Stored data entries

━━━━━━━━━━

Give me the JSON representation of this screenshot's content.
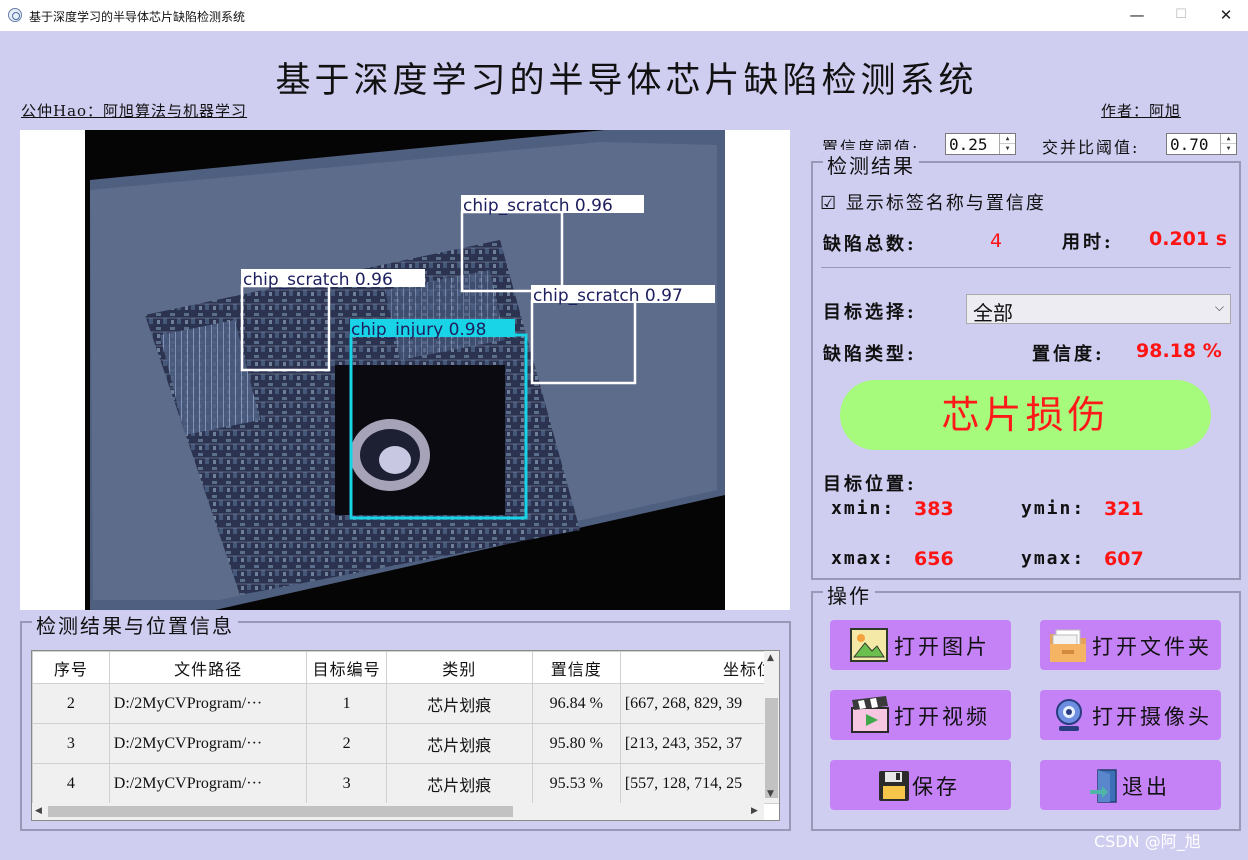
{
  "window": {
    "title": "基于深度学习的半导体芯片缺陷检测系统",
    "minimize": "—",
    "maximize": "☐",
    "close": "✕"
  },
  "header": {
    "main_title": "基于深度学习的半导体芯片缺陷检测系统",
    "left_subtitle": "公仲Hao：阿旭算法与机器学习",
    "right_subtitle": "作者：阿旭"
  },
  "detections": [
    {
      "label": "chip_scratch 0.96",
      "color": "#ffffff"
    },
    {
      "label": "chip_scratch 0.96",
      "color": "#ffffff"
    },
    {
      "label": "chip_scratch 0.97",
      "color": "#ffffff"
    },
    {
      "label": "chip_injury 0.98",
      "color": "#19d3e6"
    }
  ],
  "params": {
    "conf_label": "置信度阈值:",
    "conf_value": "0.25",
    "iou_label": "交并比阈值:",
    "iou_value": "0.70"
  },
  "results": {
    "group_title": "检测结果",
    "show_labels": "显示标签名称与置信度",
    "checkbox_mark": "☑",
    "total_label": "缺陷总数:",
    "total_value": "4",
    "time_label": "用时:",
    "time_value": "0.201 s",
    "target_label": "目标选择:",
    "target_value": "全部",
    "type_label": "缺陷类型:",
    "conf_label": "置信度:",
    "conf_value": "98.18 %",
    "type_value": "芯片损伤",
    "position_label": "目标位置:",
    "xmin_label": "xmin:",
    "xmin": "383",
    "ymin_label": "ymin:",
    "ymin": "321",
    "xmax_label": "xmax:",
    "xmax": "656",
    "ymax_label": "ymax:",
    "ymax": "607"
  },
  "operations": {
    "group_title": "操作",
    "open_image": "打开图片",
    "open_folder": "打开文件夹",
    "open_video": "打开视频",
    "open_camera": "打开摄像头",
    "save": "保存",
    "exit": "退出"
  },
  "table": {
    "group_title": "检测结果与位置信息",
    "columns": [
      "序号",
      "文件路径",
      "目标编号",
      "类别",
      "置信度",
      "坐标位"
    ],
    "rows": [
      [
        "2",
        "D:/2MyCVProgram/···",
        "1",
        "芯片划痕",
        "96.84 %",
        "[667, 268, 829, 39"
      ],
      [
        "3",
        "D:/2MyCVProgram/···",
        "2",
        "芯片划痕",
        "95.80 %",
        "[213, 243, 352, 37"
      ],
      [
        "4",
        "D:/2MyCVProgram/···",
        "3",
        "芯片划痕",
        "95.53 %",
        "[557, 128, 714, 25"
      ]
    ]
  },
  "watermark": "CSDN @阿_旭"
}
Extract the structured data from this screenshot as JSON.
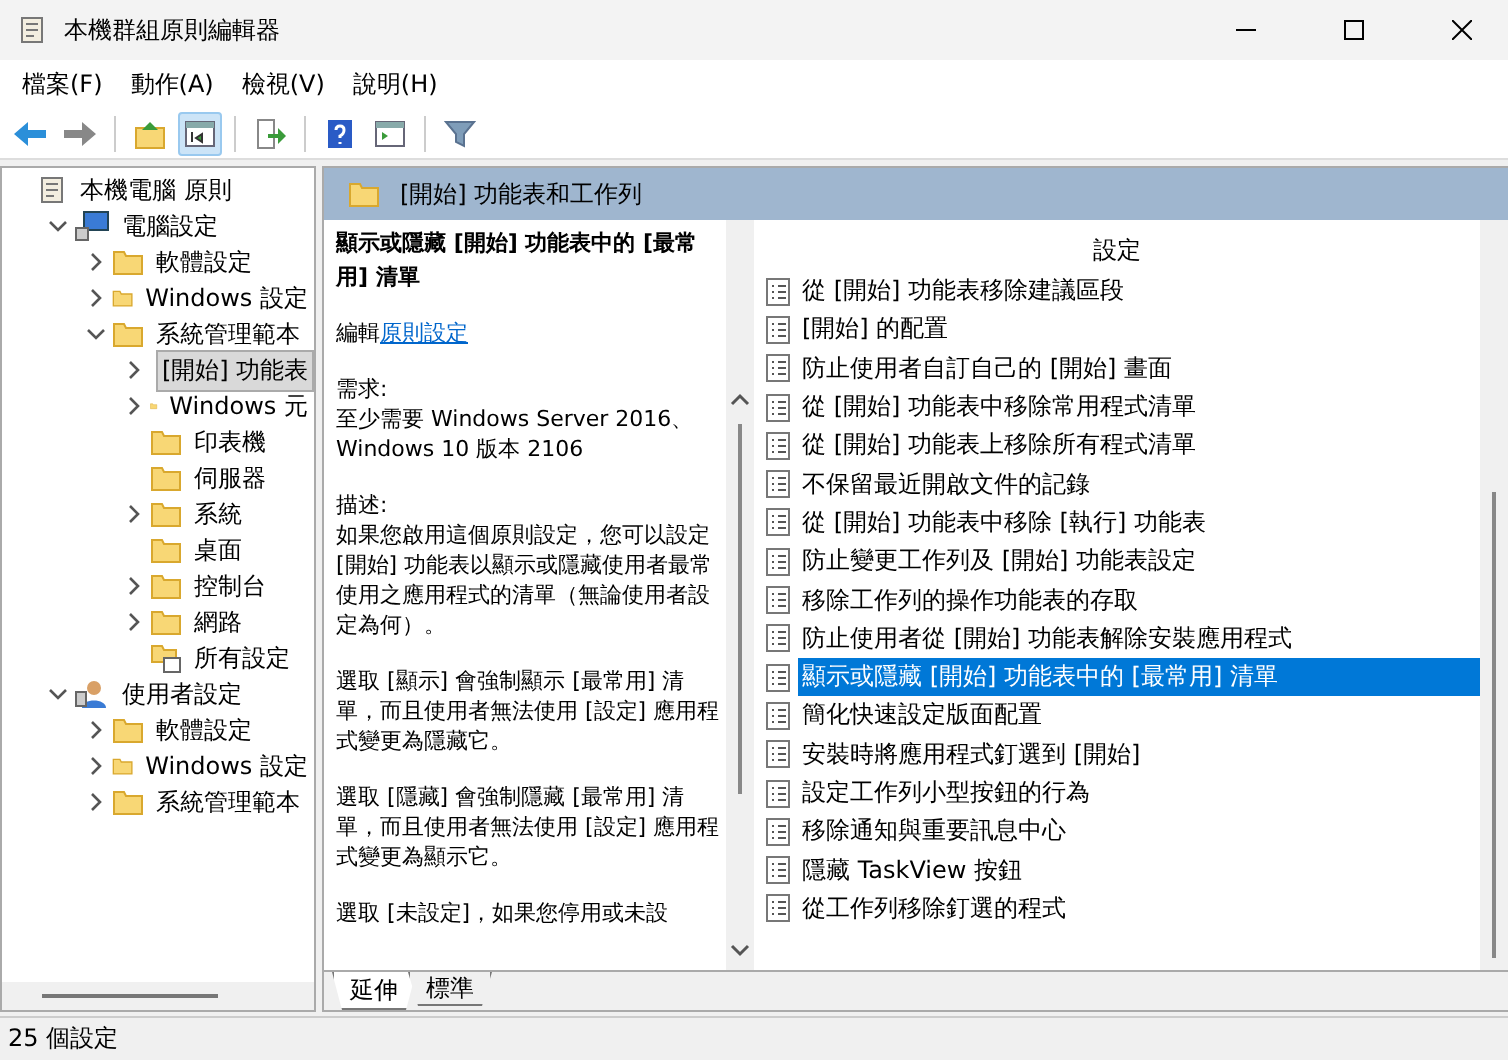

━━━━━━━━━━

» DIRECTIVE:
Omit the pictures and restate the rest of the records verbatim.

» OUTPUT FOR THIS EXERCISE:
Give me the JSON representation of this screenshot's content.
{
  "window": {
    "title": "基于深度学习的半导体芯片缺陷检测系统",
    "minimize": "—",
    "maximize": "☐",
    "close": "✕"
  },
  "header": {
    "main_title": "基于深度学习的半导体芯片缺陷检测系统",
    "left_subtitle": "公仲Hao：阿旭算法与机器学习",
    "right_subtitle": "作者：阿旭"
  },
  "detections": [
    {
      "label": "chip_scratch 0.96",
      "color": "#ffffff"
    },
    {
      "label": "chip_scratch 0.96",
      "color": "#ffffff"
    },
    {
      "label": "chip_scratch 0.97",
      "color": "#ffffff"
    },
    {
      "label": "chip_injury 0.98",
      "color": "#19d3e6"
    }
  ],
  "params": {
    "conf_label": "置信度阈值:",
    "conf_value": "0.25",
    "iou_label": "交并比阈值:",
    "iou_value": "0.70"
  },
  "results": {
    "group_title": "检测结果",
    "show_labels": "显示标签名称与置信度",
    "checkbox_mark": "☑",
    "total_label": "缺陷总数:",
    "total_value": "4",
    "time_label": "用时:",
    "time_value": "0.201 s",
    "target_label": "目标选择:",
    "target_value": "全部",
    "type_label": "缺陷类型:",
    "conf_label": "置信度:",
    "conf_value": "98.18 %",
    "type_value": "芯片损伤",
    "position_label": "目标位置:",
    "xmin_label": "xmin:",
    "xmin": "383",
    "ymin_label": "ymin:",
    "ymin": "321",
    "xmax_label": "xmax:",
    "xmax": "656",
    "ymax_label": "ymax:",
    "ymax": "607"
  },
  "operations": {
    "group_title": "操作",
    "open_image": "打开图片",
    "open_folder": "打开文件夹",
    "open_video": "打开视频",
    "open_camera": "打开摄像头",
    "save": "保存",
    "exit": "退出"
  },
  "table": {
    "group_title": "检测结果与位置信息",
    "columns": [
      "序号",
      "文件路径",
      "目标编号",
      "类别",
      "置信度",
      "坐标位"
    ],
    "rows": [
      [
        "2",
        "D:/2MyCVProgram/···",
        "1",
        "芯片划痕",
        "96.84 %",
        "[667, 268, 829, 39"
      ],
      [
        "3",
        "D:/2MyCVProgram/···",
        "2",
        "芯片划痕",
        "95.80 %",
        "[213, 243, 352, 37"
      ],
      [
        "4",
        "D:/2MyCVProgram/···",
        "3",
        "芯片划痕",
        "95.53 %",
        "[557, 128, 714, 25"
      ]
    ]
  },
  "watermark": "CSDN @阿_旭"
}
Extract the structured data from this screenshot as JSON.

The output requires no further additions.